▶ [GETOONDE TEKST]:
================================
Eens de kerkklok had geluid, duurde het nog een dikke twee minuten eer we ons in gang trokken voor de traditionele rit naar de Donk. Niet de Donk in Oudenaarde, wegens te ver en te veel bergop, maar wel Overmere-Donk. Stefano Di Longo, ook wel Stefano Di Donko genoemd was van bij aanvang in zijn nopjes. Als er nu één bestemming is waar hij blindelings naartoe kan rijden, is het de Donk wel. Hoewel hij voor de start aangaf dat hij eigenlijk feitelijk geen goesting had, waren we nog maar in Mespelare en zette hij hem al op de kop om er niet meer te wijken. Stefano, onze gids in bange dagen, zoals wijlen Jean-Luc Dehaene ook van zichzelf vond, maar dan dikker, Jean-Luc é, niet Stefano.

Het onheil sloeg echter al voor Mespelare toe, meer bepaald in Moorsel aan de voet van de Boekveldbaan. Jelles ketting, schoot onbegrijpelijk los en vloog het decor in. Gelukkig was dit niet op een moment dat Jelle volle kracht zette, want dan zou een valpartij onvermijdelijk zijn geweest. Neen, integendeel, het was zelfs in een lichte afdaling. Kris DB zag direct zijn kans schoon om zijn diploma fietsenhersteller in avondschool ten gelde te maken en vloog als een bronstig hert op een loopse ree op de vélo van Jelle. Gelukkig had Jelle zijn tovertas mee en diepte hij daar de één na de andere nuttige tool uit zijn rugzak. Een snelkoppelschakel, check, een kettingpons, check, papier om de handen te reinigen, check...Volgens mij zat er zelfs een reservefiets in zijn rugzak maar die moesten we er gelukkig niet uithalen aangezien Kris op één, twee, drie de ketting weer trapklaar kreeg, met als gevolg dat Snelle Jelle weer rap in het zadel zat.
================================
▶ [GEVRAAGDE OPDRACHT A]:
Zet regels uit de records in een Markdown-tabel met de kolommen Nr en Regel, zonder lege regels. Begin bij de regel die "consult-nova-button[interactable]: ノヴァに相談 —" bevat en stop na de regel met "code-line: git checkout".
De tekst en de records hebben niets met elkaar te maken.

▶ [AANGELEVERDE GEGEVENS]:
================================
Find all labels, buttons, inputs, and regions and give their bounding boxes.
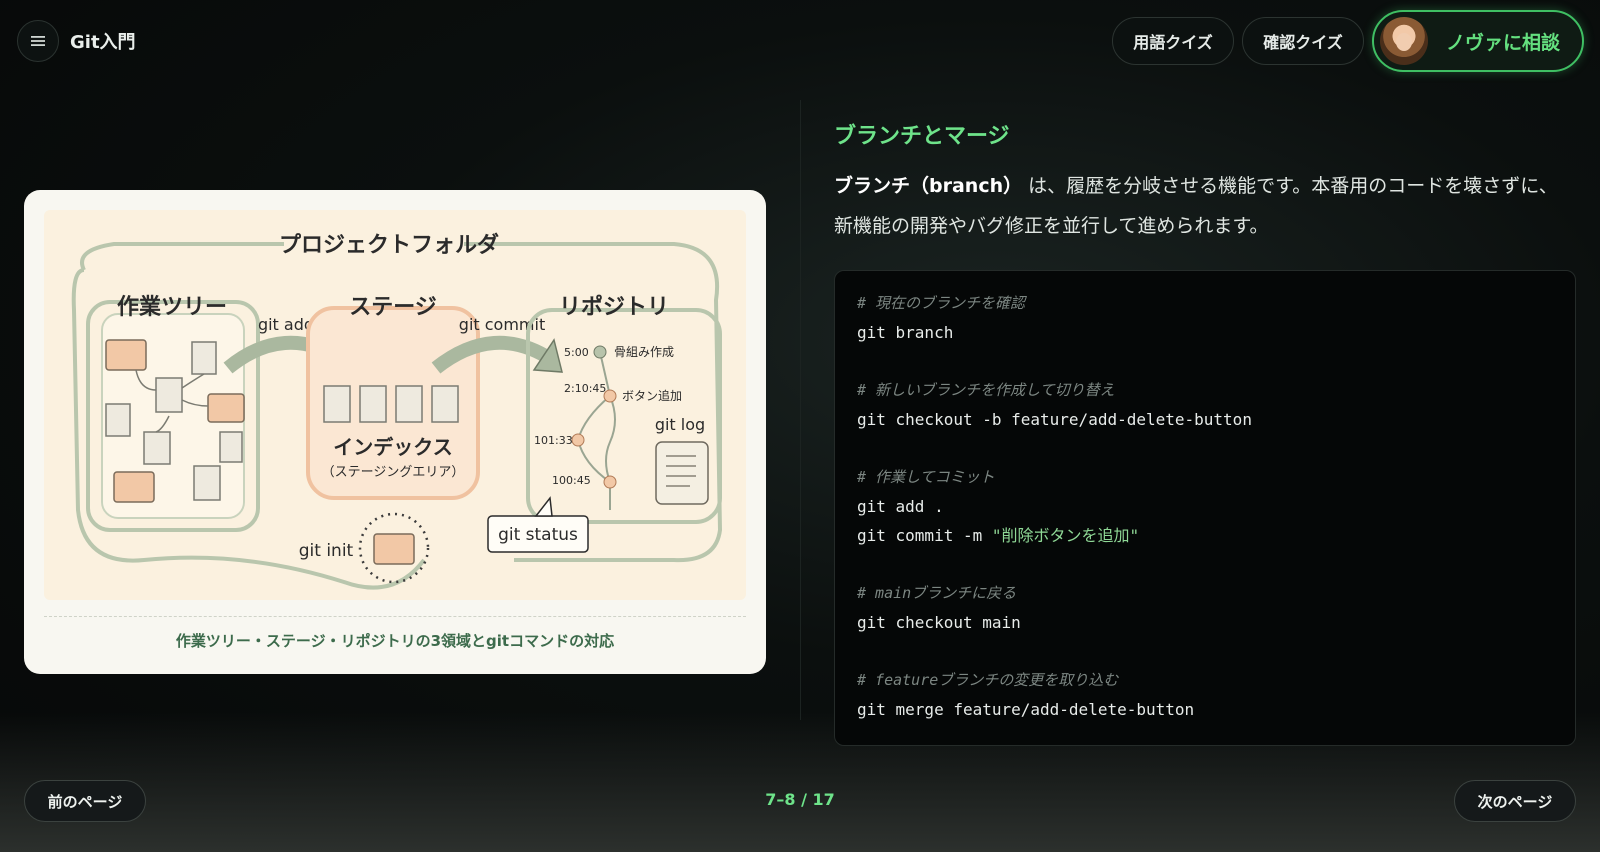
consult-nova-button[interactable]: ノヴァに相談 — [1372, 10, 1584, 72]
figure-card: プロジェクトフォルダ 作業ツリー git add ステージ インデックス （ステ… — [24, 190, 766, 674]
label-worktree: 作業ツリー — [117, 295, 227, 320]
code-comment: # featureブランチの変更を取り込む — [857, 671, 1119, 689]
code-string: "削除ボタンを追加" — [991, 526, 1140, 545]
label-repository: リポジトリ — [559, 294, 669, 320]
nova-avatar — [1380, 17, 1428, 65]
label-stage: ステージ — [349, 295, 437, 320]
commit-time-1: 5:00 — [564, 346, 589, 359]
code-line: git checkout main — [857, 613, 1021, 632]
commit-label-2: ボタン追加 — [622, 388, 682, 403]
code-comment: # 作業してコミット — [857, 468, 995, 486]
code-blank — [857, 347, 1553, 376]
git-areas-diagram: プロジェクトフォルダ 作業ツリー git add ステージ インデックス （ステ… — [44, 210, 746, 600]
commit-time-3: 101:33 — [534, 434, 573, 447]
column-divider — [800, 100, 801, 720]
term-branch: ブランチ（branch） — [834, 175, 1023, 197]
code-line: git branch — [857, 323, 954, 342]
================================
▶ [GEVRAAGDE OPDRACHT B]:
Herhaal de volledige tekst over de fietstocht naar de Donk, woord voor woord.

▶ [EINDRESULTAAT A]:
| Nr | Regel |
|---|---|
| 1 | consult-nova-button[interactable]: ノヴァに相談 — [1372, 10, 1584, 72] |
| 2 | figure-card: プロジェクトフォルダ 作業ツリー git add ステージ インデックス （ステ… — [24, 190, 766, 674] |
| 3 | label-worktree: 作業ツリー — [117, 295, 227, 320] |
| 4 | code-comment: # featureブランチの変更を取り込む — [857, 671, 1119, 689] |
| 5 | code-string: "削除ボタンを追加" — [991, 526, 1140, 545] |
| 6 | label-repository: リポジトリ — [559, 294, 669, 320] |
| 7 | nova-avatar — [1380, 17, 1428, 65] |
| 8 | label-stage: ステージ — [349, 295, 437, 320] |
| 9 | commit-time-1: 5:00 — [564, 346, 589, 359] |
| 10 | code-line: git checkout main — [857, 613, 1021, 632] |

▶ [EINDRESULTAAT B]:
Eens de kerkklok had geluid, duurde het nog een dikke twee minuten eer we ons in gang trokken voor de traditionele rit naar de Donk. Niet de Donk in Oudenaarde, wegens te ver en te veel bergop, maar wel Overmere-Donk. Stefano Di Longo, ook wel Stefano Di Donko genoemd was van bij aanvang in zijn nopjes. Als er nu één bestemming is waar hij blindelings naartoe kan rijden, is het de Donk wel. Hoewel hij voor de start aangaf dat hij eigenlijk feitelijk geen goesting had, waren we nog maar in Mespelare en zette hij hem al op de kop om er niet meer te wijken. Stefano, onze gids in bange dagen, zoals wijlen Jean-Luc Dehaene ook van zichzelf vond, maar dan dikker, Jean-Luc é, niet Stefano.

Het onheil sloeg echter al voor Mespelare toe, meer bepaald in Moorsel aan de voet van de Boekveldbaan. Jelles ketting, schoot onbegrijpelijk los en vloog het decor in. Gelukkig was dit niet op een moment dat Jelle volle kracht zette, want dan zou een valpartij onvermijdelijk zijn geweest. Neen, integendeel, het was zelfs in een lichte afdaling. Kris DB zag direct zijn kans schoon om zijn diploma fietsenhersteller in avondschool ten gelde te maken en vloog als een bronstig hert op een loopse ree op de vélo van Jelle. Gelukkig had Jelle zijn tovertas mee en diepte hij daar de één na de andere nuttige tool uit zijn rugzak. Een snelkoppelschakel, check, een kettingpons, check, papier om de handen te reinigen, check...Volgens mij zat er zelfs een reservefiets in zijn rugzak maar die moesten we er gelukkig niet uithalen aangezien Kris op één, twee, drie de ketting weer trapklaar kreeg, met als gevolg dat Snelle Jelle weer rap in het zadel zat.